# Problem details:
Nothing but the pictures should be left out when you copy the records exactly.
»»
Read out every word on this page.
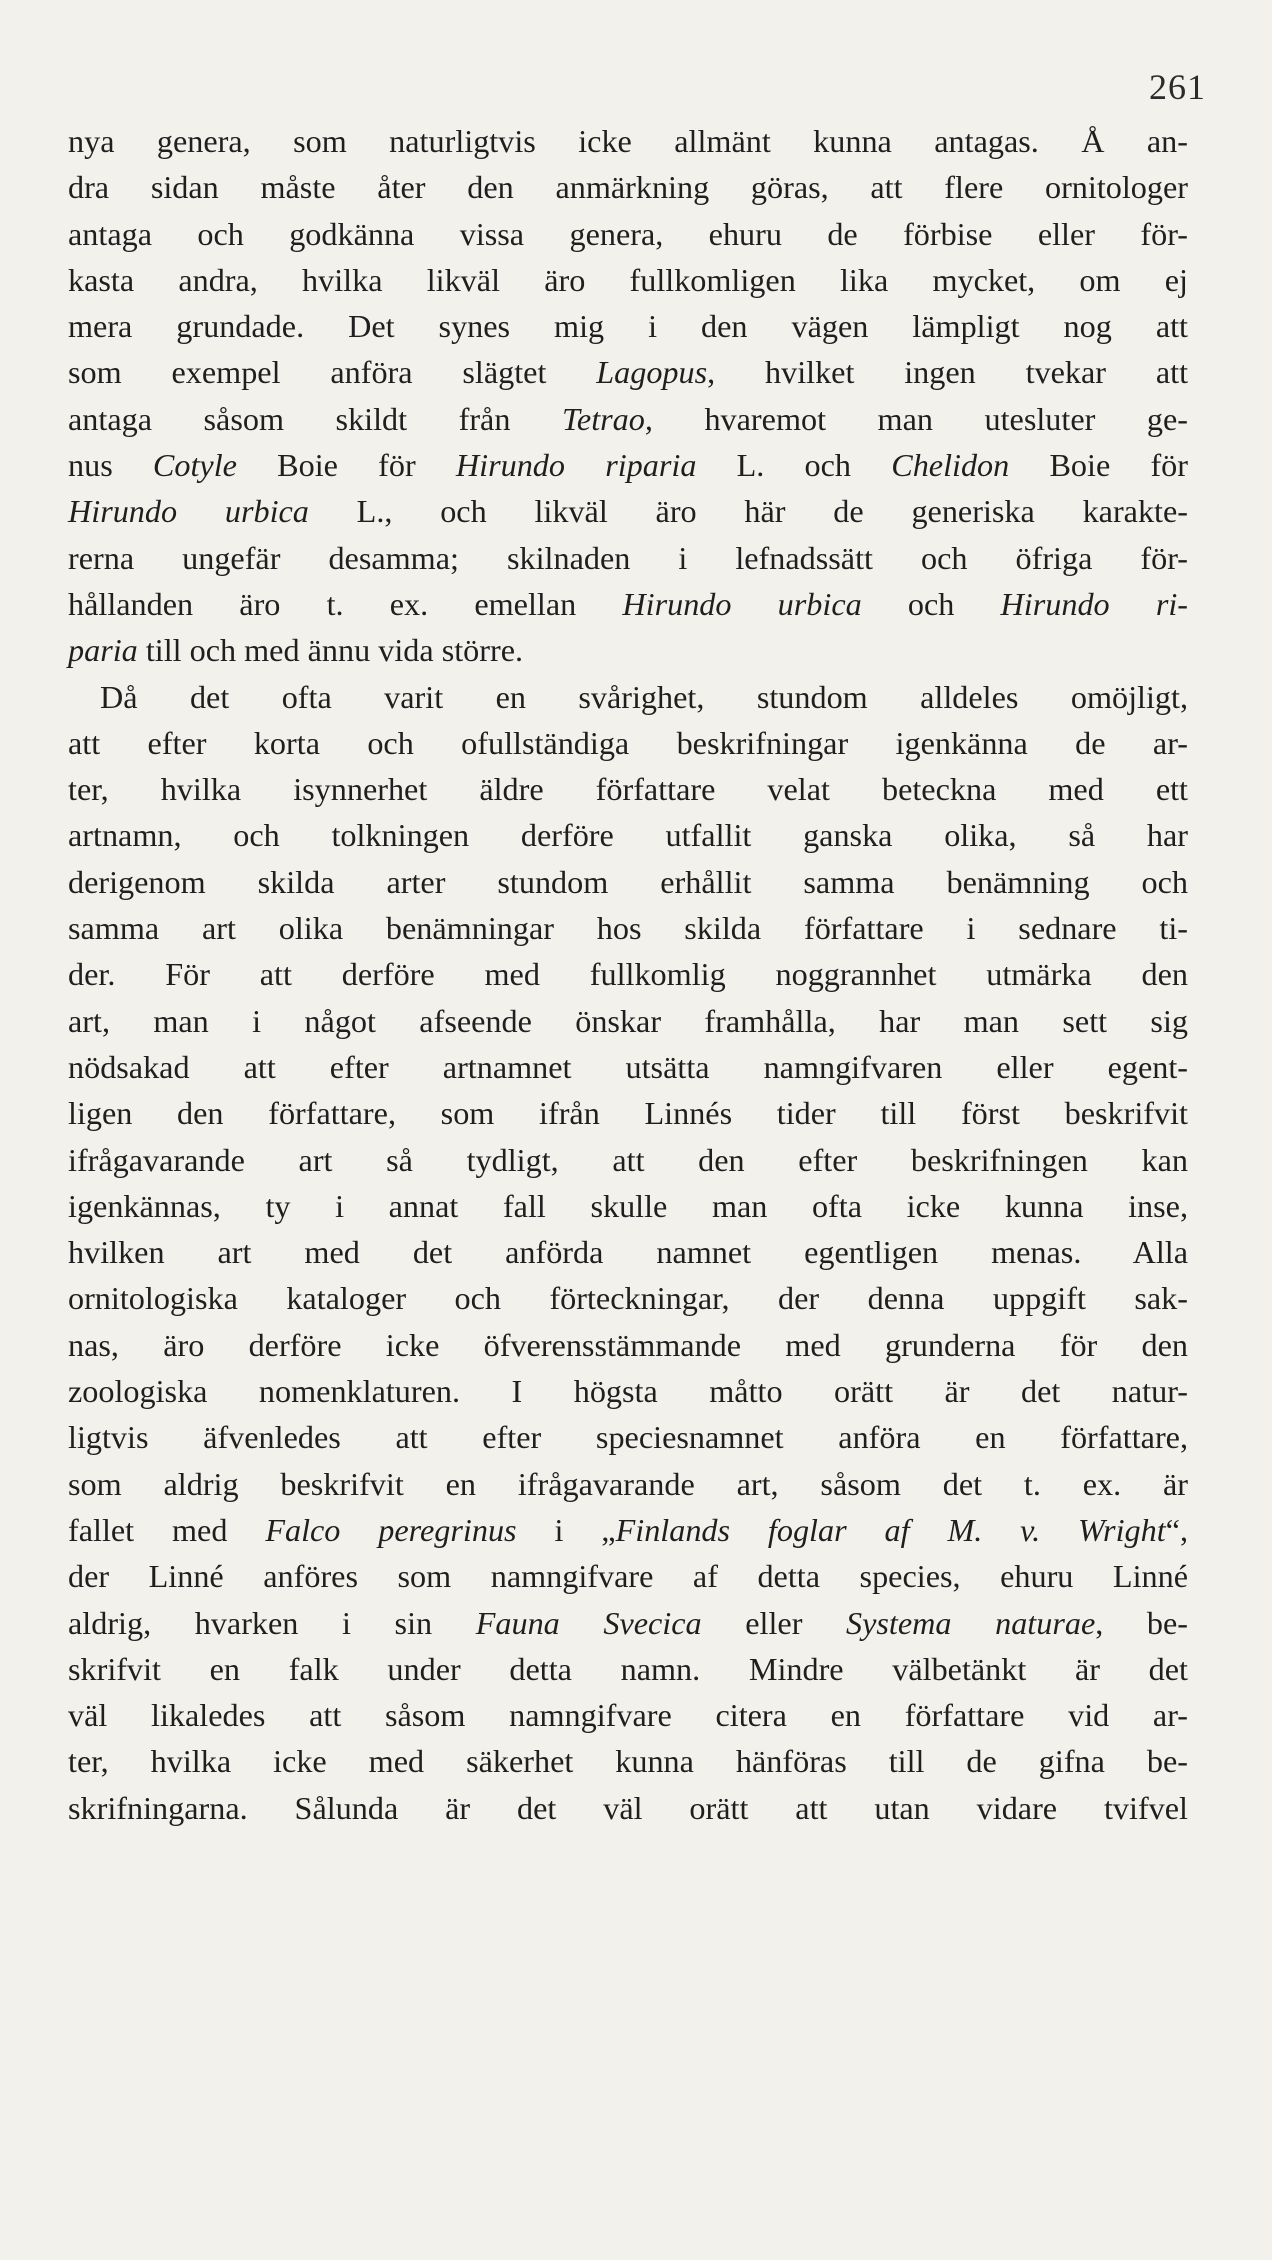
261
nya genera, som naturligtvis icke allmänt kunna antagas. Å an-
dra sidan måste åter den anmärkning göras, att flere ornitologer
antaga och godkänna vissa genera, ehuru de förbise eller för-
kasta andra, hvilka likväl äro fullkomligen lika mycket, om ej
mera grundade. Det synes mig i den vägen lämpligt nog att
som exempel anföra slägtet Lagopus, hvilket ingen tvekar att
antaga såsom skildt från Tetrao, hvaremot man utesluter ge-
nus Cotyle Boie för Hirundo riparia L. och Chelidon Boie för
Hirundo urbica L., och likväl äro här de generiska karakte-
rerna ungefär desamma; skilnaden i lefnadssätt och öfriga för-
hållanden äro t. ex. emellan Hirundo urbica och Hirundo ri-
paria till och med ännu vida större.
Då det ofta varit en svårighet, stundom alldeles omöjligt,
att efter korta och ofullständiga beskrifningar igenkänna de ar-
ter, hvilka isynnerhet äldre författare velat beteckna med ett
artnamn, och tolkningen derföre utfallit ganska olika, så har
derigenom skilda arter stundom erhållit samma benämning och
samma art olika benämningar hos skilda författare i sednare ti-
der. För att derföre med fullkomlig noggrannhet utmärka den
art, man i något afseende önskar framhålla, har man sett sig
nödsakad att efter artnamnet utsätta namngifvaren eller egent-
ligen den författare, som ifrån Linnés tider till först beskrifvit
ifrågavarande art så tydligt, att den efter beskrifningen kan
igenkännas, ty i annat fall skulle man ofta icke kunna inse,
hvilken art med det anförda namnet egentligen menas. Alla
ornitologiska kataloger och förteckningar, der denna uppgift sak-
nas, äro derföre icke öfverensstämmande med grunderna för den
zoologiska nomenklaturen. I högsta måtto orätt är det natur-
ligtvis äfvenledes att efter speciesnamnet anföra en författare,
som aldrig beskrifvit en ifrågavarande art, såsom det t. ex. är
fallet med Falco peregrinus i „Finlands foglar af M. v. Wright“,
der Linné anföres som namngifvare af detta species, ehuru Linné
aldrig, hvarken i sin Fauna Svecica eller Systema naturae, be-
skrifvit en falk under detta namn. Mindre välbetänkt är det
väl likaledes att såsom namngifvare citera en författare vid ar-
ter, hvilka icke med säkerhet kunna hänföras till de gifna be-
skrifningarna. Sålunda är det väl orätt att utan vidare tvifvel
««
# Response to the task:
Read out every word on this page.
261
nya genera, som naturligtvis icke allmänt kunna antagas. Å an-
dra sidan måste åter den anmärkning göras, att flere ornitologer
antaga och godkänna vissa genera, ehuru de förbise eller för-
kasta andra, hvilka likväl äro fullkomligen lika mycket, om ej
mera grundade. Det synes mig i den vägen lämpligt nog att
som exempel anföra slägtet Lagopus, hvilket ingen tvekar att
antaga såsom skildt från Tetrao, hvaremot man utesluter ge-
nus Cotyle Boie för Hirundo riparia L. och Chelidon Boie för
Hirundo urbica L., och likväl äro här de generiska karakte-
rerna ungefär desamma; skilnaden i lefnadssätt och öfriga för-
hållanden äro t. ex. emellan Hirundo urbica och Hirundo ri-
paria till och med ännu vida större.
Då det ofta varit en svårighet, stundom alldeles omöjligt,
att efter korta och ofullständiga beskrifningar igenkänna de ar-
ter, hvilka isynnerhet äldre författare velat beteckna med ett
artnamn, och tolkningen derföre utfallit ganska olika, så har
derigenom skilda arter stundom erhållit samma benämning och
samma art olika benämningar hos skilda författare i sednare ti-
der. För att derföre med fullkomlig noggrannhet utmärka den
art, man i något afseende önskar framhålla, har man sett sig
nödsakad att efter artnamnet utsätta namngifvaren eller egent-
ligen den författare, som ifrån Linnés tider till först beskrifvit
ifrågavarande art så tydligt, att den efter beskrifningen kan
igenkännas, ty i annat fall skulle man ofta icke kunna inse,
hvilken art med det anförda namnet egentligen menas. Alla
ornitologiska kataloger och förteckningar, der denna uppgift sak-
nas, äro derföre icke öfverensstämmande med grunderna för den
zoologiska nomenklaturen. I högsta måtto orätt är det natur-
ligtvis äfvenledes att efter speciesnamnet anföra en författare,
som aldrig beskrifvit en ifrågavarande art, såsom det t. ex. är
fallet med Falco peregrinus i „Finlands foglar af M. v. Wright“,
der Linné anföres som namngifvare af detta species, ehuru Linné
aldrig, hvarken i sin Fauna Svecica eller Systema naturae, be-
skrifvit en falk under detta namn. Mindre välbetänkt är det
väl likaledes att såsom namngifvare citera en författare vid ar-
ter, hvilka icke med säkerhet kunna hänföras till de gifna be-
skrifningarna. Sålunda är det väl orätt att utan vidare tvifvel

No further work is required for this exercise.